> **What you are asked to do**:
Locate every line in the material below that has the word "oceny". Copy each of those lines.

**** Information given ****

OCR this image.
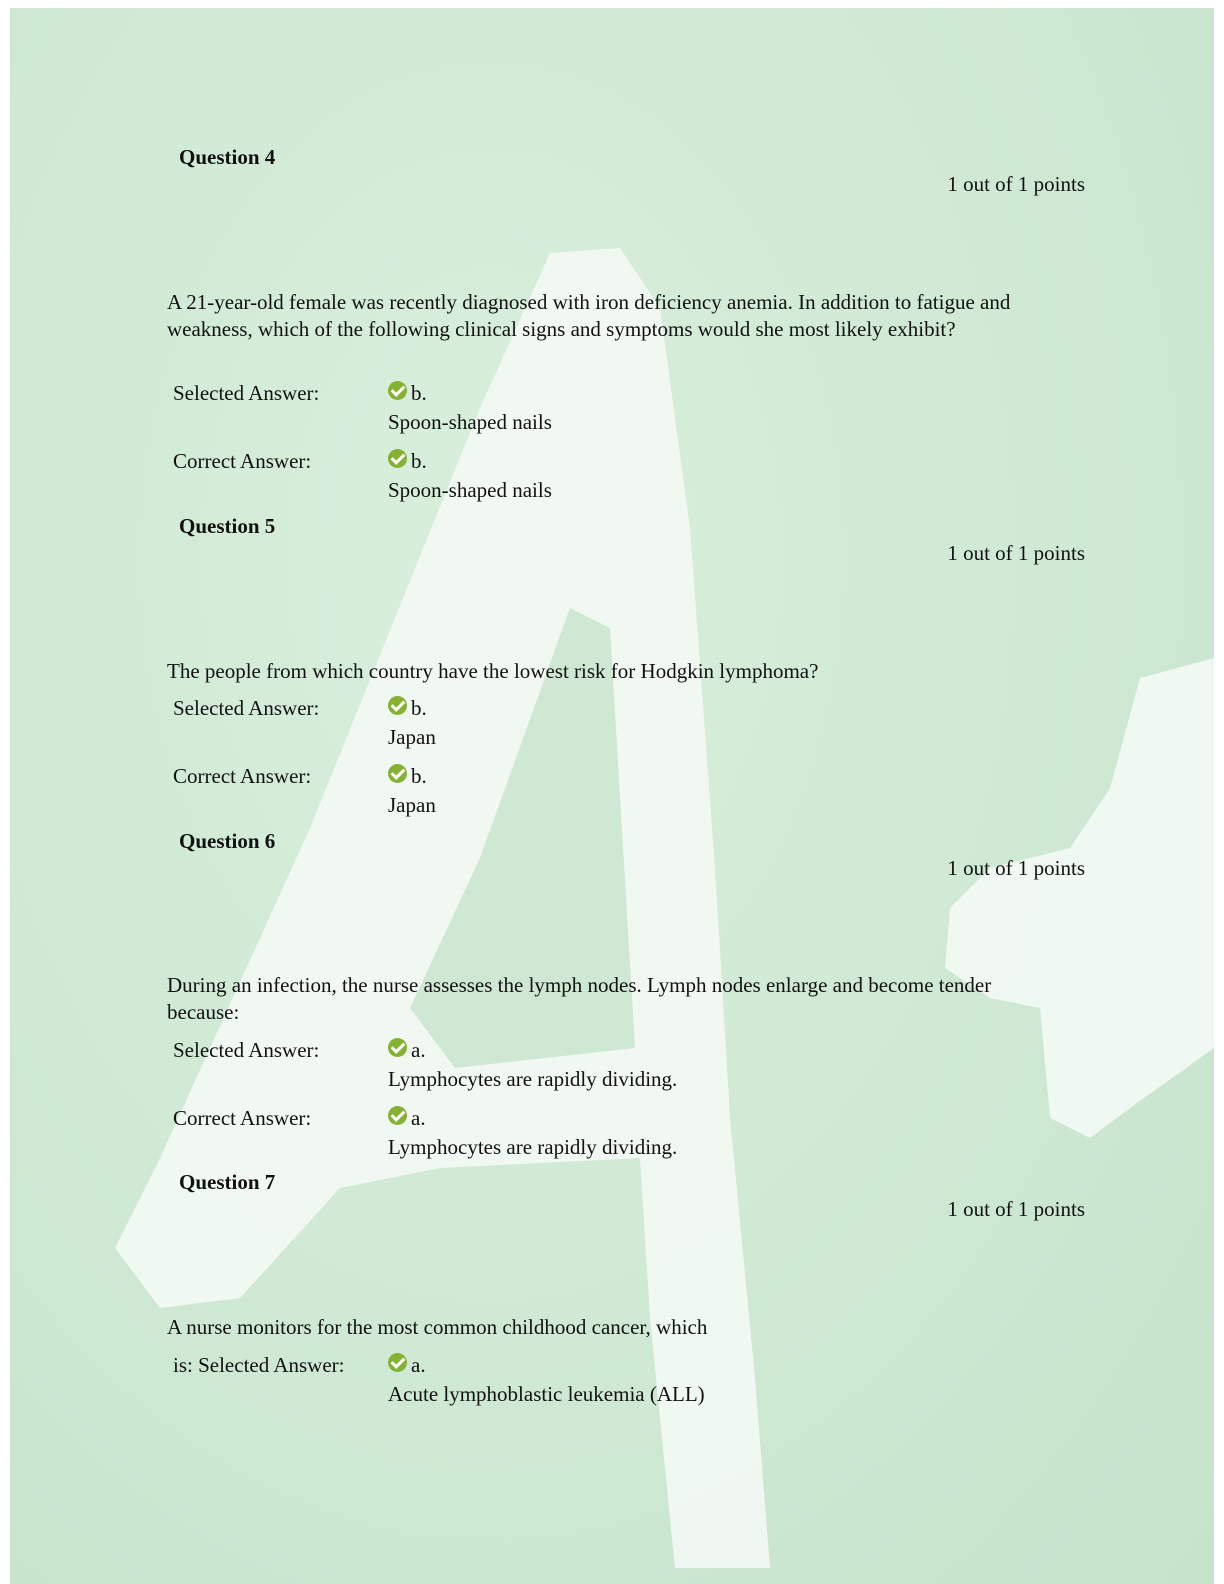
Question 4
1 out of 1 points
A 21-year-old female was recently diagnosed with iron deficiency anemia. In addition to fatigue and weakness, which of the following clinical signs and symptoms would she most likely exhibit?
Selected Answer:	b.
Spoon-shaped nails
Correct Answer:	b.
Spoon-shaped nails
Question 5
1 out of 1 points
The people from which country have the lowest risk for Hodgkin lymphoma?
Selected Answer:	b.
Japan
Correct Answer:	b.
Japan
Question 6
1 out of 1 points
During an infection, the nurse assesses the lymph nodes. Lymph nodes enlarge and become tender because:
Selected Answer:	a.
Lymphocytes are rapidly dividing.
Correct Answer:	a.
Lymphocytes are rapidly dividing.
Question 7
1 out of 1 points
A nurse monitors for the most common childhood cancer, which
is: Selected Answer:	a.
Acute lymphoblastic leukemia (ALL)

****
**** Information given ****

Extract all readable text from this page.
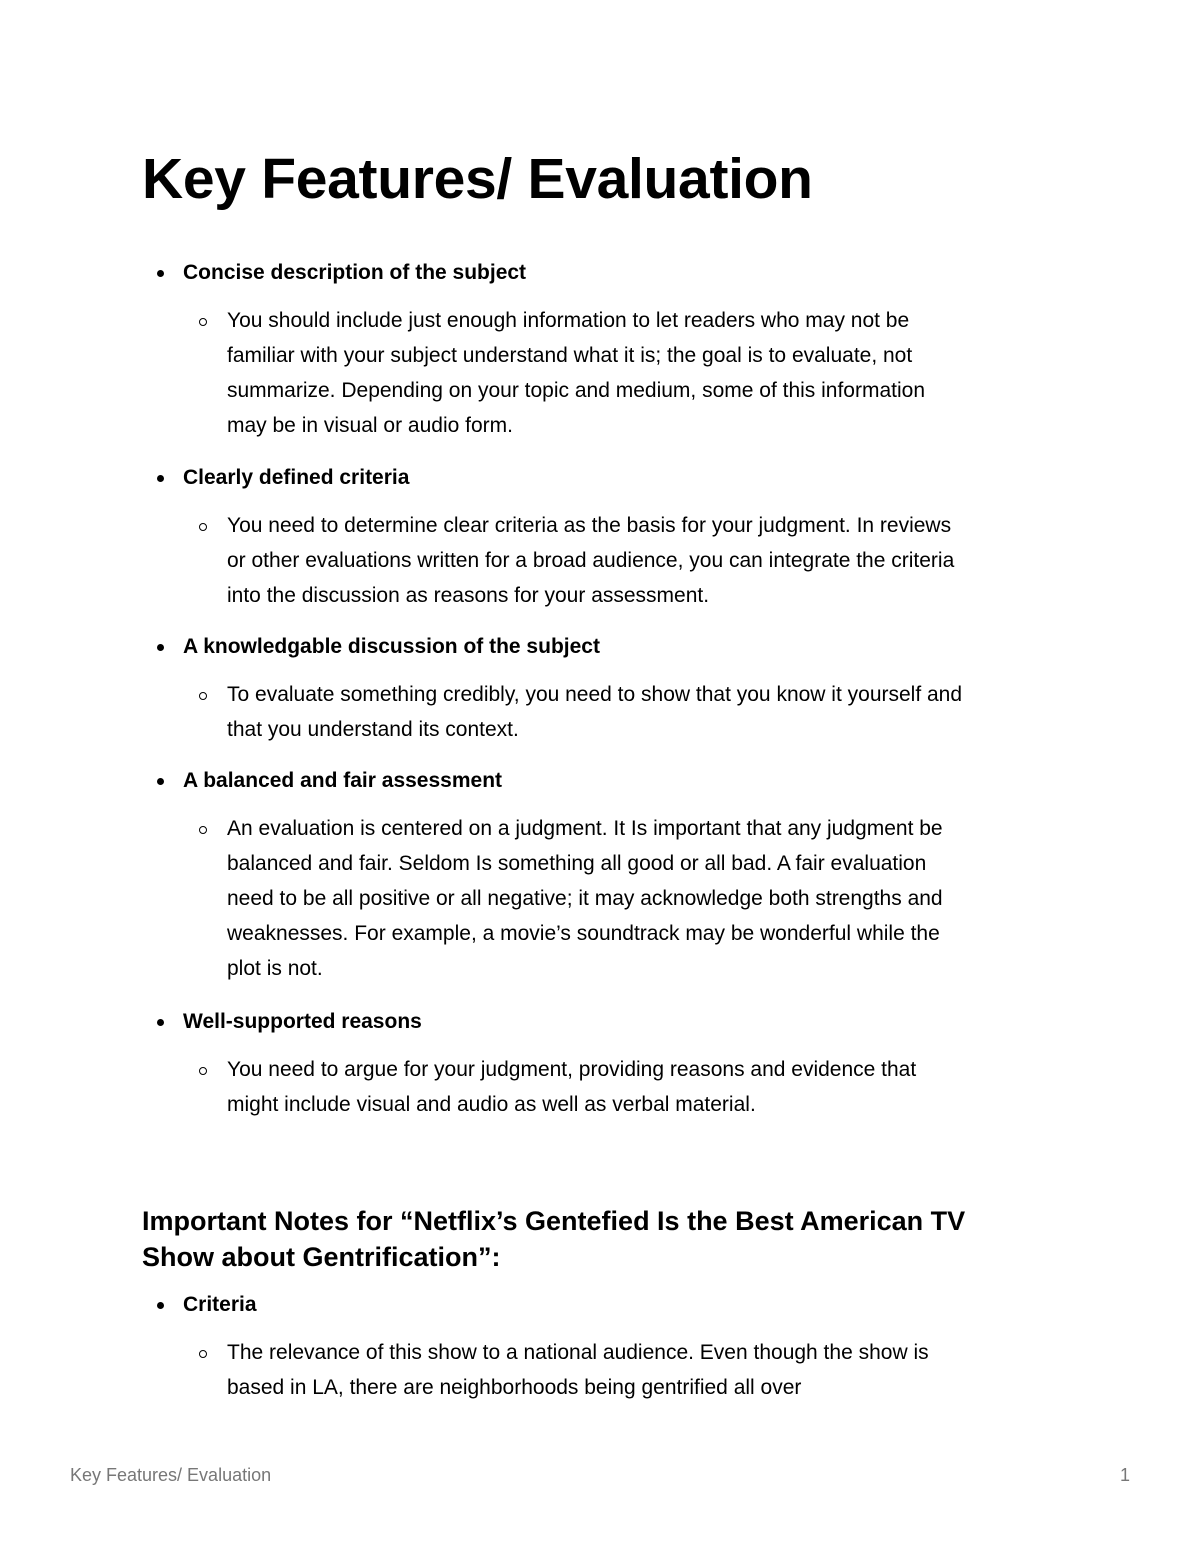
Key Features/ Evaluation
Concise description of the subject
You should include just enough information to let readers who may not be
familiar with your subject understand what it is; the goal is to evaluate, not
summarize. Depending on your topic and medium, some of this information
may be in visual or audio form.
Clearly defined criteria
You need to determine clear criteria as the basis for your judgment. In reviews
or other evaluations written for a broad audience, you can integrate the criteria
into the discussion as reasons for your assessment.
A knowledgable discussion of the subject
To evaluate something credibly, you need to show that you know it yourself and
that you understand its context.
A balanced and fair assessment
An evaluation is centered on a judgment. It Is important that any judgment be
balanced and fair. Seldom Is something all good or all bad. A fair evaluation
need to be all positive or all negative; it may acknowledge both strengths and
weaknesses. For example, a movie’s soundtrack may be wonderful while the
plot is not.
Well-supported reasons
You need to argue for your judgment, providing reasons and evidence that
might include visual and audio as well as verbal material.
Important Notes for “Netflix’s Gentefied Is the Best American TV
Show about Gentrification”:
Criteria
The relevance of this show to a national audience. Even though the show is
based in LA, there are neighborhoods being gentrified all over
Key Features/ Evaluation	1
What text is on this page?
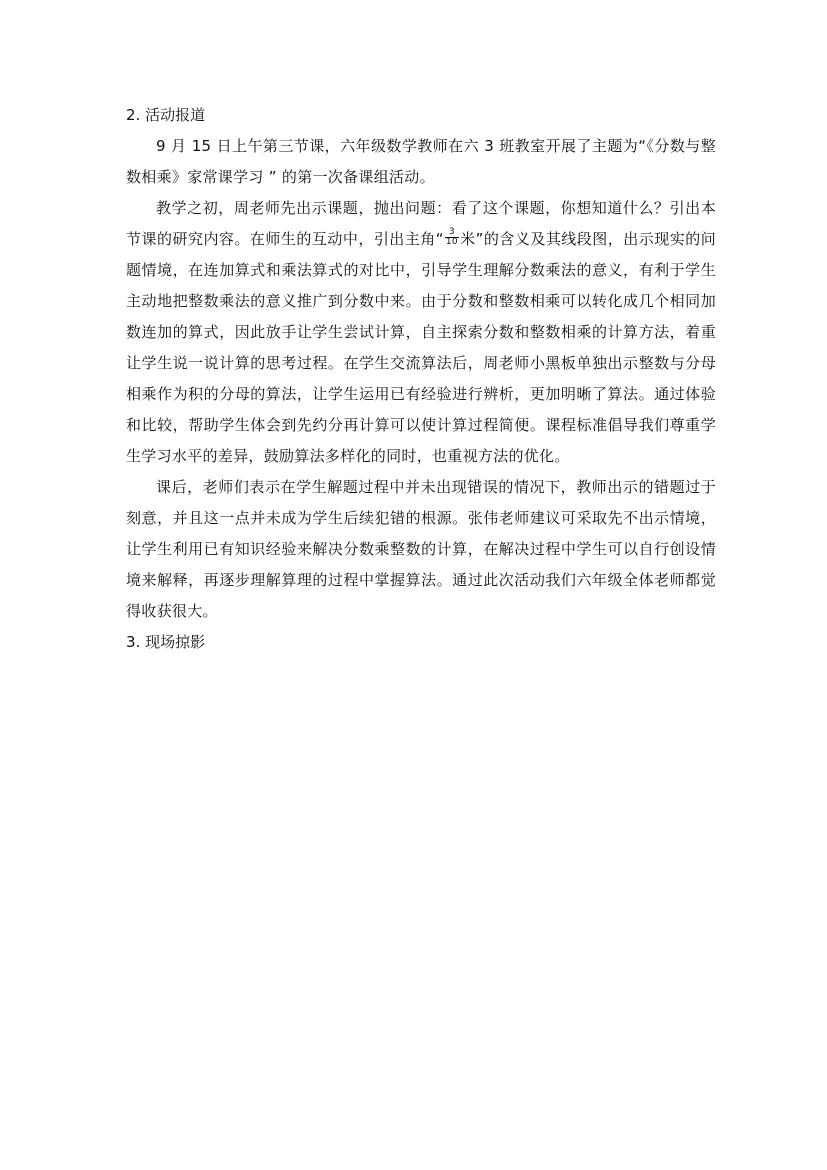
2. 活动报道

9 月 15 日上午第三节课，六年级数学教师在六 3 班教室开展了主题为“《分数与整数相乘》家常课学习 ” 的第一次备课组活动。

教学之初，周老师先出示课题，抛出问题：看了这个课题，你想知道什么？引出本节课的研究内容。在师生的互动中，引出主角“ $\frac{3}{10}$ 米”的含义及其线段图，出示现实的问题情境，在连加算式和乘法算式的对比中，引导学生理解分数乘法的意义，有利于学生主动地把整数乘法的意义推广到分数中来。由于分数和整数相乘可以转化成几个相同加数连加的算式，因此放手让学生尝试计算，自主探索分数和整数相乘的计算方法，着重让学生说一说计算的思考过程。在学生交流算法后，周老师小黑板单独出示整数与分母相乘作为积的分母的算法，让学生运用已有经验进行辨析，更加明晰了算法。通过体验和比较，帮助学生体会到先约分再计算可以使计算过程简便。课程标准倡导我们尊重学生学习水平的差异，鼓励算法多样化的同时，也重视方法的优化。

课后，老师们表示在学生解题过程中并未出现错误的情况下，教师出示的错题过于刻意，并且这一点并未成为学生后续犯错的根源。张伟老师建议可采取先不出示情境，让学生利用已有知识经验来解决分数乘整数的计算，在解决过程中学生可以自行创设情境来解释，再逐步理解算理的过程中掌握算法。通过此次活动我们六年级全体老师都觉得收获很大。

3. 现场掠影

****
**** Information given ****

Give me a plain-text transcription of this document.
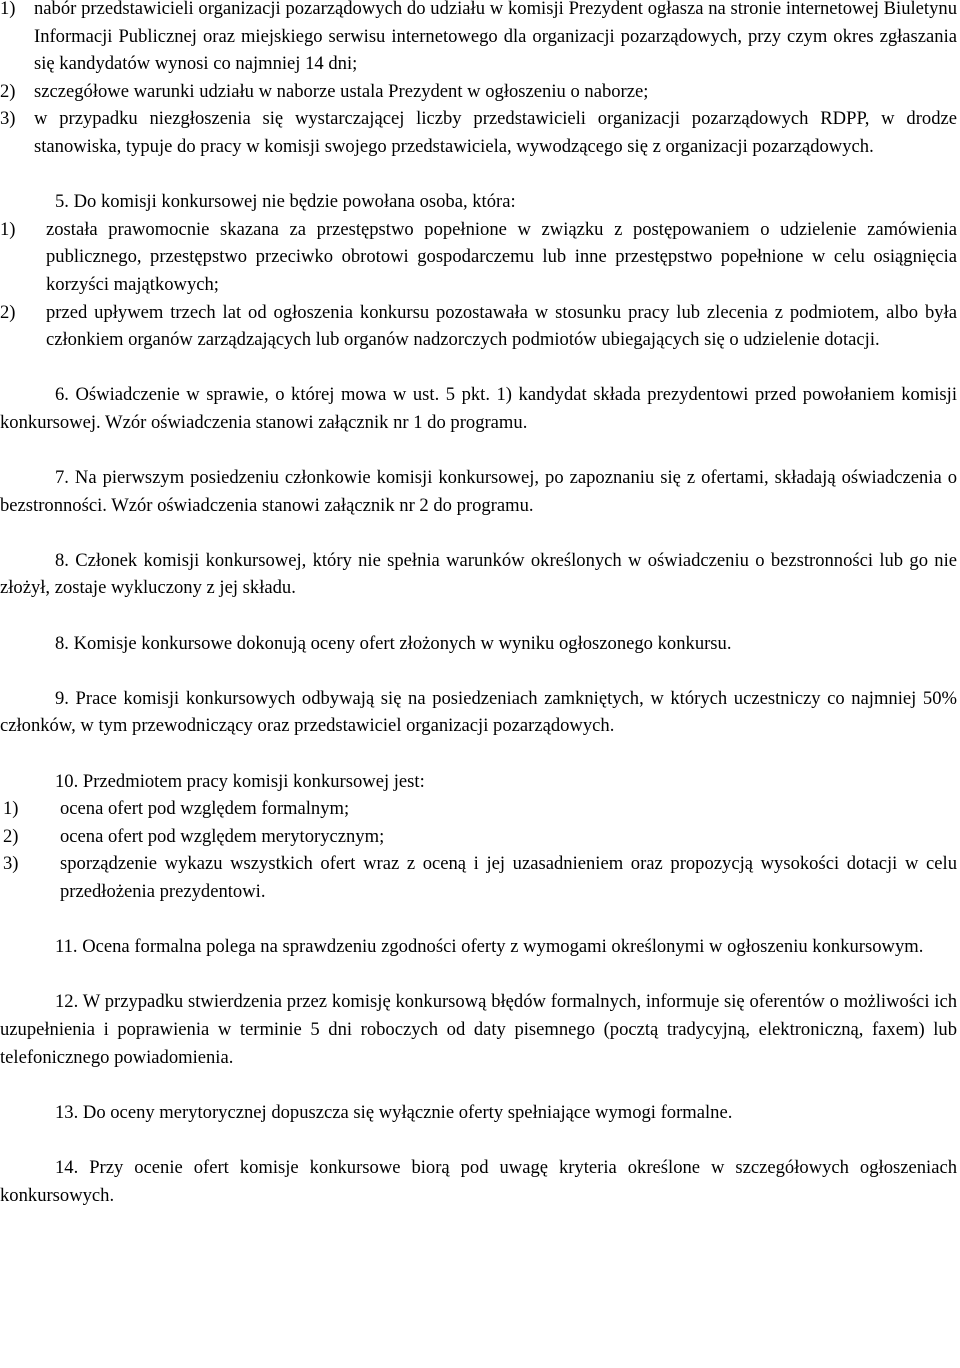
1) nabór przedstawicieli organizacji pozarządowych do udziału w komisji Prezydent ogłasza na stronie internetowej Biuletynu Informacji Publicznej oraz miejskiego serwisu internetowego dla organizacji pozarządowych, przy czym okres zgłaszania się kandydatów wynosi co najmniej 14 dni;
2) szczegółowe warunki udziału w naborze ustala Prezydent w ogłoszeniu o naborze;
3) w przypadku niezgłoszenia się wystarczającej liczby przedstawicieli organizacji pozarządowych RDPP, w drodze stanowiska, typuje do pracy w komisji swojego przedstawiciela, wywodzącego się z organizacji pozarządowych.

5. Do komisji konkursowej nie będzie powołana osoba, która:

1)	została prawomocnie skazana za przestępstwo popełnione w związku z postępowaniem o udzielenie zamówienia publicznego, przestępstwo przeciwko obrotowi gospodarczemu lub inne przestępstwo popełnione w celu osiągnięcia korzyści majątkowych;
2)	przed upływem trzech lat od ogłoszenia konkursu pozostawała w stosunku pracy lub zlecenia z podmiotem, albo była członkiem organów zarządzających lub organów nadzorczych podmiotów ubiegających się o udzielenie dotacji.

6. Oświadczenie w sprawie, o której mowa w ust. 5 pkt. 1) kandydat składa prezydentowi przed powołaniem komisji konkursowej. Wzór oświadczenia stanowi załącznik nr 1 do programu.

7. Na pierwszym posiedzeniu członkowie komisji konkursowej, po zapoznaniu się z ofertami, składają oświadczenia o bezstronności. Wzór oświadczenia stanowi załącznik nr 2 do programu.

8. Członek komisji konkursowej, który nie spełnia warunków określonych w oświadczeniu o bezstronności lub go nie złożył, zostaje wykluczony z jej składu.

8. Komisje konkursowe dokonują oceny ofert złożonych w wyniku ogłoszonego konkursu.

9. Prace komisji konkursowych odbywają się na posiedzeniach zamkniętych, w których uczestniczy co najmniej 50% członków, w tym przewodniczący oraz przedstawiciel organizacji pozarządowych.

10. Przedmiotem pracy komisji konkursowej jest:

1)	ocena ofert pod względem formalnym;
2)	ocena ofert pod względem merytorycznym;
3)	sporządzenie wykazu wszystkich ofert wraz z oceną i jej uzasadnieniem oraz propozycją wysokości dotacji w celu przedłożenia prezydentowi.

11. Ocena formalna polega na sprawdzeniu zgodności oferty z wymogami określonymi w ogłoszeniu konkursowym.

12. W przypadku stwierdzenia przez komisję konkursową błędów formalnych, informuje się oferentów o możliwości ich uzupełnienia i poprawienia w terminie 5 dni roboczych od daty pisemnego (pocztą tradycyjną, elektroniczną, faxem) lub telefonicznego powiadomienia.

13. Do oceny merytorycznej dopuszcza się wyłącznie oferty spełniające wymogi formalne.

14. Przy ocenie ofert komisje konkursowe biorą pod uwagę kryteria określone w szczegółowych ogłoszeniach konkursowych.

****

> **Answer to this exercise**:
8. Komisje konkursowe dokonują oceny ofert złożonych w wyniku ogłoszonego konkursu.
13. Do oceny merytorycznej dopuszcza się wyłącznie oferty spełniające wymogi formalne.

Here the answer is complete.